Raw records:
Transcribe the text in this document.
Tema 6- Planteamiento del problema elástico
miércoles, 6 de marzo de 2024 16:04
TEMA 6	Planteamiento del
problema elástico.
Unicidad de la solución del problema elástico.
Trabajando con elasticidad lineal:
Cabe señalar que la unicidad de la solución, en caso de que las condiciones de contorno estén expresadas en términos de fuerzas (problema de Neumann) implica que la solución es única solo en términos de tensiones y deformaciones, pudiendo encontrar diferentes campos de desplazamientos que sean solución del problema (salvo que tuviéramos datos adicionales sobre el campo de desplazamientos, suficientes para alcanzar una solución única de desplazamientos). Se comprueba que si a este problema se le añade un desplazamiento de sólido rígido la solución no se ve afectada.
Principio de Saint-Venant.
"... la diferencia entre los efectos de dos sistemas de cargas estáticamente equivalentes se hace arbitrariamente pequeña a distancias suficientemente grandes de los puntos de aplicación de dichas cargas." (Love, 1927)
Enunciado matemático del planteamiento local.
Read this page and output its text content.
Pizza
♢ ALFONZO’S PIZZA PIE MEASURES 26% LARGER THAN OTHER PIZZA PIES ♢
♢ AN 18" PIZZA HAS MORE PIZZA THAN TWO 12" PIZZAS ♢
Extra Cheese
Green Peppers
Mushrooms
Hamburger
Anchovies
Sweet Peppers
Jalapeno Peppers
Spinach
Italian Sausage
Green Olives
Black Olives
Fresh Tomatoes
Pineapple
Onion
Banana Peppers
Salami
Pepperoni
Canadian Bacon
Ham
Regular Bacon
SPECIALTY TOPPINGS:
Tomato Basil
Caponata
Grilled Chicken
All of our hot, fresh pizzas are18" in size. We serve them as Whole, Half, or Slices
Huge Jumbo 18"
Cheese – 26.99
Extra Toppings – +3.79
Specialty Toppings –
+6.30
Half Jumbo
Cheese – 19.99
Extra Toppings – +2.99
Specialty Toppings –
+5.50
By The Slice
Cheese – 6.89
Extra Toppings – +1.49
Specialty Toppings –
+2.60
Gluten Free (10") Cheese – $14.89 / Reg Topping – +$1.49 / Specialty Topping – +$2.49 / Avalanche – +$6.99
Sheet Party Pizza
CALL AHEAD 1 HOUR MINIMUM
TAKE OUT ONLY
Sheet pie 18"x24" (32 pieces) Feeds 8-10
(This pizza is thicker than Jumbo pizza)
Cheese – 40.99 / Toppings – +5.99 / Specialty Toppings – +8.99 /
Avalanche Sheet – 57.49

## What you are asked to do
Copy out the whole listing, exactly as written.

## Full response
Transcribe the text in this document.
Tema 6- Planteamiento del problema elástico
miércoles, 6 de marzo de 2024 16:04
TEMA 6	Planteamiento del
problema elástico.
Unicidad de la solución del problema elástico.
Trabajando con elasticidad lineal:
Cabe señalar que la unicidad de la solución, en caso de que las condiciones de contorno estén expresadas en términos de fuerzas (problema de Neumann) implica que la solución es única solo en términos de tensiones y deformaciones, pudiendo encontrar diferentes campos de desplazamientos que sean solución del problema (salvo que tuviéramos datos adicionales sobre el campo de desplazamientos, suficientes para alcanzar una solución única de desplazamientos). Se comprueba que si a este problema se le añade un desplazamiento de sólido rígido la solución no se ve afectada.
Principio de Saint-Venant.
"... la diferencia entre los efectos de dos sistemas de cargas estáticamente equivalentes se hace arbitrariamente pequeña a distancias suficientemente grandes de los puntos de aplicación de dichas cargas." (Love, 1927)
Enunciado matemático del planteamiento local.
Read this page and output its text content.
Pizza
♢ ALFONZO’S PIZZA PIE MEASURES 26% LARGER THAN OTHER PIZZA PIES ♢
♢ AN 18" PIZZA HAS MORE PIZZA THAN TWO 12" PIZZAS ♢
Extra Cheese
Green Peppers
Mushrooms
Hamburger
Anchovies
Sweet Peppers
Jalapeno Peppers
Spinach
Italian Sausage
Green Olives
Black Olives
Fresh Tomatoes
Pineapple
Onion
Banana Peppers
Salami
Pepperoni
Canadian Bacon
Ham
Regular Bacon
SPECIALTY TOPPINGS:
Tomato Basil
Caponata
Grilled Chicken
All of our hot, fresh pizzas are18" in size. We serve them as Whole, Half, or Slices
Huge Jumbo 18"
Cheese – 26.99
Extra Toppings – +3.79
Specialty Toppings –
+6.30
Half Jumbo
Cheese – 19.99
Extra Toppings – +2.99
Specialty Toppings –
+5.50
By The Slice
Cheese – 6.89
Extra Toppings – +1.49
Specialty Toppings –
+2.60
Gluten Free (10") Cheese – $14.89 / Reg Topping – +$1.49 / Specialty Topping – +$2.49 / Avalanche – +$6.99
Sheet Party Pizza
CALL AHEAD 1 HOUR MINIMUM
TAKE OUT ONLY
Sheet pie 18"x24" (32 pieces) Feeds 8-10
(This pizza is thicker than Jumbo pizza)
Cheese – 40.99 / Toppings – +5.99 / Specialty Toppings – +8.99 /
Avalanche Sheet – 57.49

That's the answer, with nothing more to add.